> PROBLEM STATEMENT
Find the string "имеют" in the data, then copy every line where it is found.

(Recorded data)
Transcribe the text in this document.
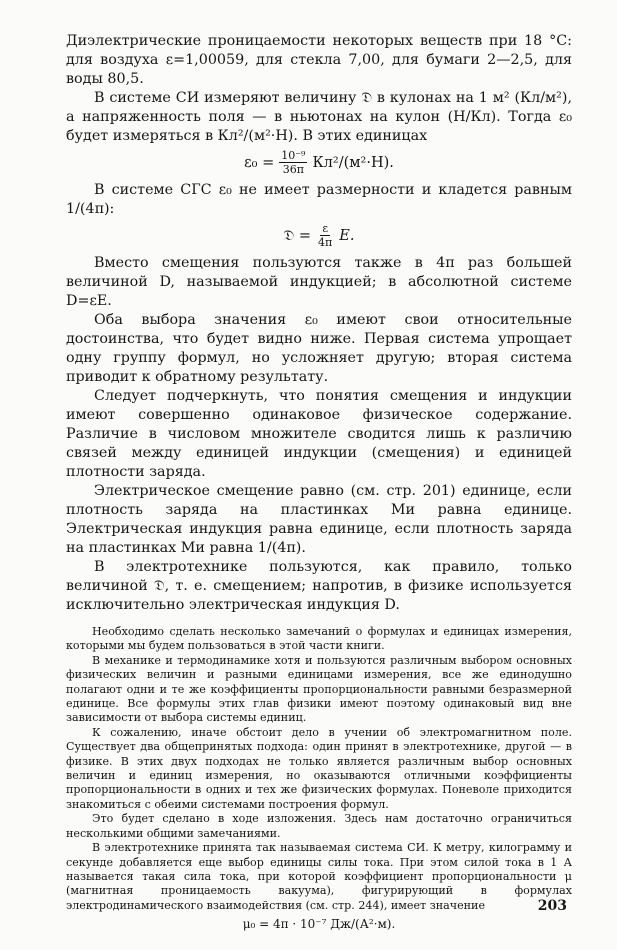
Диэлектрические проницаемости некоторых веществ при 18 °С: для воздуха ε=1,00059, для стекла 7,00, для бумаги 2—2,5, для воды 80,5.

В системе СИ измеряют величину 𝔇 в кулонах на 1 м² (Кл/м²), а напряженность поля — в ньютонах на кулон (Н/Кл). Тогда ε₀ будет измеряться в Кл²/(м²·Н). В этих единицах

$\varepsilon_0 = \frac{\text{10⁻⁹}}{36\pi} Кл^2/(м^2\cdot Н)$.

В системе СГС ε₀ не имеет размерности и кладется равным 1/(4π):

𝔇 = $\frac{\varepsilon}{4\pi} E$.

Вместо смещения пользуются также в 4π раз большей величиной D, называемой индукцией; в абсолютной системе D=εE.

Оба выбора значения ε₀ имеют свои относительные достоинства, что будет видно ниже. Первая система упрощает одну группу формул, но усложняет другую; вторая система приводит к обратному результату.

Следует подчеркнуть, что понятия смещения и индукции имеют совершенно одинаковое физическое содержание. Различие в числовом множителе сводится лишь к различию связей между единицей индукции (смещения) и единицей плотности заряда.

Электрическое смещение равно (см. стр. 201) единице, если плотность заряда на пластинках Ми равна единице. Электрическая индукция равна единице, если плотность заряда на пластинках Ми равна 1/(4π).

В электротехнике пользуются, как правило, только величиной 𝔇, т. е. смещением; напротив, в физике используется исключительно электрическая индукция D.

Необходимо сделать несколько замечаний о формулах и единицах измерения, которыми мы будем пользоваться в этой части книги.

В механике и термодинамике хотя и пользуются различным выбором основных физических величин и разными единицами измерения, все же единодушно полагают одни и те же коэффициенты пропорциональности равными безразмерной единице. Все формулы этих глав физики имеют поэтому одинаковый вид вне зависимости от выбора системы единиц.

К сожалению, иначе обстоит дело в учении об электромагнитном поле. Существует два общепринятых подхода: один принят в электротехнике, другой — в физике. В этих двух подходах не только является различным выбор основных величин и единиц измерения, но оказываются отличными коэффициенты пропорциональности в одних и тех же физических формулах. Поневоле приходится знакомиться с обеими системами построения формул.

Это будет сделано в ходе изложения. Здесь нам достаточно ограничиться несколькими общими замечаниями.

В электротехнике принята так называемая система СИ. К метру, килограмму и секунде добавляется еще выбор единицы силы тока. При этом силой тока в 1 А называется такая сила тока, при которой коэффициент пропорциональности μ (магнитная проницаемость вакуума), фигурирующий в формулах электродинамического взаимодействия (см. стр. 244), имеет значение

μ₀ = 4π · 10⁻⁷ Дж/(А²·м).
203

> RESULT
Оба выбора значения ε₀ имеют свои относительные достоинства, что будет видно ниже. Первая система упрощает одну группу формул, но усложняет другую; вторая система приводит к обратному результату.
Следует подчеркнуть, что понятия смещения и индукции имеют совершенно одинаковое физическое содержание. Различие в числовом множителе сводится лишь к различию связей между единицей индукции (смещения) и единицей плотности заряда.
В механике и термодинамике хотя и пользуются различным выбором основных физических величин и разными единицами измерения, все же единодушно полагают одни и те же коэффициенты пропорциональности равными безразмерной единице. Все формулы этих глав физики имеют поэтому одинаковый вид вне зависимости от выбора системы единиц.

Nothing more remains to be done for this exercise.